### SHORT PROBLEM
Can the data below be set down again exactly, line for line?

### DATASET EXTRACT

- - - - - - -

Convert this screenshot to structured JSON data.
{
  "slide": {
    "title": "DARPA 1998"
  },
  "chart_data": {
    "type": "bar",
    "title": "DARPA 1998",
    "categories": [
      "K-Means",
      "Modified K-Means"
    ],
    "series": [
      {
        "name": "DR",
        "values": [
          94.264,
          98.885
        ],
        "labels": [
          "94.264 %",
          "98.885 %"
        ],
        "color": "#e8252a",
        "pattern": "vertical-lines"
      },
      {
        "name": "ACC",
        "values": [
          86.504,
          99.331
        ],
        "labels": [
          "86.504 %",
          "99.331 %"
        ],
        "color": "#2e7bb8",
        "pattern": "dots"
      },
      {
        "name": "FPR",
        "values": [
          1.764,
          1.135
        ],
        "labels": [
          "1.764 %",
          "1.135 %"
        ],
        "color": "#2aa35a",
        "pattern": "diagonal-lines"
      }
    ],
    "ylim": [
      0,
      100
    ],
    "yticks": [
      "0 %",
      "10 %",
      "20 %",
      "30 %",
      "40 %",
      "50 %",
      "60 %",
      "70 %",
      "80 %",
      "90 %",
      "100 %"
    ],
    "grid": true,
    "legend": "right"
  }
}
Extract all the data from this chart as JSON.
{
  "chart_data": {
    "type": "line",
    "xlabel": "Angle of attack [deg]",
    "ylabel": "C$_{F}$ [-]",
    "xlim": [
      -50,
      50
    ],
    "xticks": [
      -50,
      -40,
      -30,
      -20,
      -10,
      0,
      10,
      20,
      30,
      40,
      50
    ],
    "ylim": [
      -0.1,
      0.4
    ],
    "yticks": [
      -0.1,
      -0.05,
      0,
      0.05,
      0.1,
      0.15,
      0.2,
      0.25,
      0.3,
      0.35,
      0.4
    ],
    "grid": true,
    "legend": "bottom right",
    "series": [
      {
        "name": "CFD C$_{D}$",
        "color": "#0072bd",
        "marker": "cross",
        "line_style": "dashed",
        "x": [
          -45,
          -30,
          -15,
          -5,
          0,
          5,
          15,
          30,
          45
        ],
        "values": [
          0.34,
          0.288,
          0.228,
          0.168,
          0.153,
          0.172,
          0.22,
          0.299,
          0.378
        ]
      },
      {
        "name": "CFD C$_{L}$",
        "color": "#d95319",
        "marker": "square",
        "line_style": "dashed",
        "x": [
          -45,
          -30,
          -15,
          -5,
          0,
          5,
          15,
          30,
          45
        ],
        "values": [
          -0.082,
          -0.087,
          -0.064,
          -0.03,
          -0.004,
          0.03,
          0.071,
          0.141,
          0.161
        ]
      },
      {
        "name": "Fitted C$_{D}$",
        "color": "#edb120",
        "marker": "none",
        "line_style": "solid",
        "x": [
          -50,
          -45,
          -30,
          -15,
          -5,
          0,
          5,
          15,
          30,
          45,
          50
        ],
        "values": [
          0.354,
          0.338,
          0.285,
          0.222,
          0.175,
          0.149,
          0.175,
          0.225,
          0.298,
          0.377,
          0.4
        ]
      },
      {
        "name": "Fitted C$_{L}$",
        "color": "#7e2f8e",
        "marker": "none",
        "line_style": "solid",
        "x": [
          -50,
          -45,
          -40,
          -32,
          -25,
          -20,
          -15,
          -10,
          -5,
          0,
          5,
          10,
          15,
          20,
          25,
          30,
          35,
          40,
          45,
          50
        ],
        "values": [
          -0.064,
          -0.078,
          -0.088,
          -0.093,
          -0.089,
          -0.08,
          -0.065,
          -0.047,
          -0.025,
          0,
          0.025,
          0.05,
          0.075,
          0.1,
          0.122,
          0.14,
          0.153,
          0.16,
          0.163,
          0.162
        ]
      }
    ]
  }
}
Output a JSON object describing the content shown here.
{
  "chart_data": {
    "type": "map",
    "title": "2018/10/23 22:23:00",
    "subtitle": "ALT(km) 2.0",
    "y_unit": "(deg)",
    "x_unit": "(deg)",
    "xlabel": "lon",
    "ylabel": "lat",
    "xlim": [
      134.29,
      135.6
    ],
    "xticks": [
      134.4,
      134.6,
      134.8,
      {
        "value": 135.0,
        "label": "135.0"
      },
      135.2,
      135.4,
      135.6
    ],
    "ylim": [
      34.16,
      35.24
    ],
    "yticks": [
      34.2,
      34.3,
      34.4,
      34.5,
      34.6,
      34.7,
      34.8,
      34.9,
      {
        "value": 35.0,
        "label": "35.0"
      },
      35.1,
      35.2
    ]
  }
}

- - - - - - -

### ANSWER
Convert this screenshot to structured JSON data.
{
  "slide": {
    "title": "DARPA 1998"
  },
  "chart_data": {
    "type": "bar",
    "title": "DARPA 1998",
    "categories": [
      "K-Means",
      "Modified K-Means"
    ],
    "series": [
      {
        "name": "DR",
        "values": [
          94.264,
          98.885
        ],
        "labels": [
          "94.264 %",
          "98.885 %"
        ],
        "color": "#e8252a",
        "pattern": "vertical-lines"
      },
      {
        "name": "ACC",
        "values": [
          86.504,
          99.331
        ],
        "labels": [
          "86.504 %",
          "99.331 %"
        ],
        "color": "#2e7bb8",
        "pattern": "dots"
      },
      {
        "name": "FPR",
        "values": [
          1.764,
          1.135
        ],
        "labels": [
          "1.764 %",
          "1.135 %"
        ],
        "color": "#2aa35a",
        "pattern": "diagonal-lines"
      }
    ],
    "ylim": [
      0,
      100
    ],
    "yticks": [
      "0 %",
      "10 %",
      "20 %",
      "30 %",
      "40 %",
      "50 %",
      "60 %",
      "70 %",
      "80 %",
      "90 %",
      "100 %"
    ],
    "grid": true,
    "legend": "right"
  }
}
Extract all the data from this chart as JSON.
{
  "chart_data": {
    "type": "line",
    "xlabel": "Angle of attack [deg]",
    "ylabel": "C$_{F}$ [-]",
    "xlim": [
      -50,
      50
    ],
    "xticks": [
      -50,
      -40,
      -30,
      -20,
      -10,
      0,
      10,
      20,
      30,
      40,
      50
    ],
    "ylim": [
      -0.1,
      0.4
    ],
    "yticks": [
      -0.1,
      -0.05,
      0,
      0.05,
      0.1,
      0.15,
      0.2,
      0.25,
      0.3,
      0.35,
      0.4
    ],
    "grid": true,
    "legend": "bottom right",
    "series": [
      {
        "name": "CFD C$_{D}$",
        "color": "#0072bd",
        "marker": "cross",
        "line_style": "dashed",
        "x": [
          -45,
          -30,
          -15,
          -5,
          0,
          5,
          15,
          30,
          45
        ],
        "values": [
          0.34,
          0.288,
          0.228,
          0.168,
          0.153,
          0.172,
          0.22,
          0.299,
          0.378
        ]
      },
      {
        "name": "CFD C$_{L}$",
        "color": "#d95319",
        "marker": "square",
        "line_style": "dashed",
        "x": [
          -45,
          -30,
          -15,
          -5,
          0,
          5,
          15,
          30,
          45
        ],
        "values": [
          -0.082,
          -0.087,
          -0.064,
          -0.03,
          -0.004,
          0.03,
          0.071,
          0.141,
          0.161
        ]
      },
      {
        "name": "Fitted C$_{D}$",
        "color": "#edb120",
        "marker": "none",
        "line_style": "solid",
        "x": [
          -50,
          -45,
          -30,
          -15,
          -5,
          0,
          5,
          15,
          30,
          45,
          50
        ],
        "values": [
          0.354,
          0.338,
          0.285,
          0.222,
          0.175,
          0.149,
          0.175,
          0.225,
          0.298,
          0.377,
          0.4
        ]
      },
      {
        "name": "Fitted C$_{L}$",
        "color": "#7e2f8e",
        "marker": "none",
        "line_style": "solid",
        "x": [
          -50,
          -45,
          -40,
          -32,
          -25,
          -20,
          -15,
          -10,
          -5,
          0,
          5,
          10,
          15,
          20,
          25,
          30,
          35,
          40,
          45,
          50
        ],
        "values": [
          -0.064,
          -0.078,
          -0.088,
          -0.093,
          -0.089,
          -0.08,
          -0.065,
          -0.047,
          -0.025,
          0,
          0.025,
          0.05,
          0.075,
          0.1,
          0.122,
          0.14,
          0.153,
          0.16,
          0.163,
          0.162
        ]
      }
    ]
  }
}
Output a JSON object describing the content shown here.
{
  "chart_data": {
    "type": "map",
    "title": "2018/10/23 22:23:00",
    "subtitle": "ALT(km) 2.0",
    "y_unit": "(deg)",
    "x_unit": "(deg)",
    "xlabel": "lon",
    "ylabel": "lat",
    "xlim": [
      134.29,
      135.6
    ],
    "xticks": [
      134.4,
      134.6,
      134.8,
      {
        "value": 135.0,
        "label": "135.0"
      },
      135.2,
      135.4,
      135.6
    ],
    "ylim": [
      34.16,
      35.24
    ],
    "yticks": [
      34.2,
      34.3,
      34.4,
      34.5,
      34.6,
      34.7,
      34.8,
      34.9,
      {
        "value": 35.0,
        "label": "35.0"
      },
      35.1,
      35.2
    ]
  }
}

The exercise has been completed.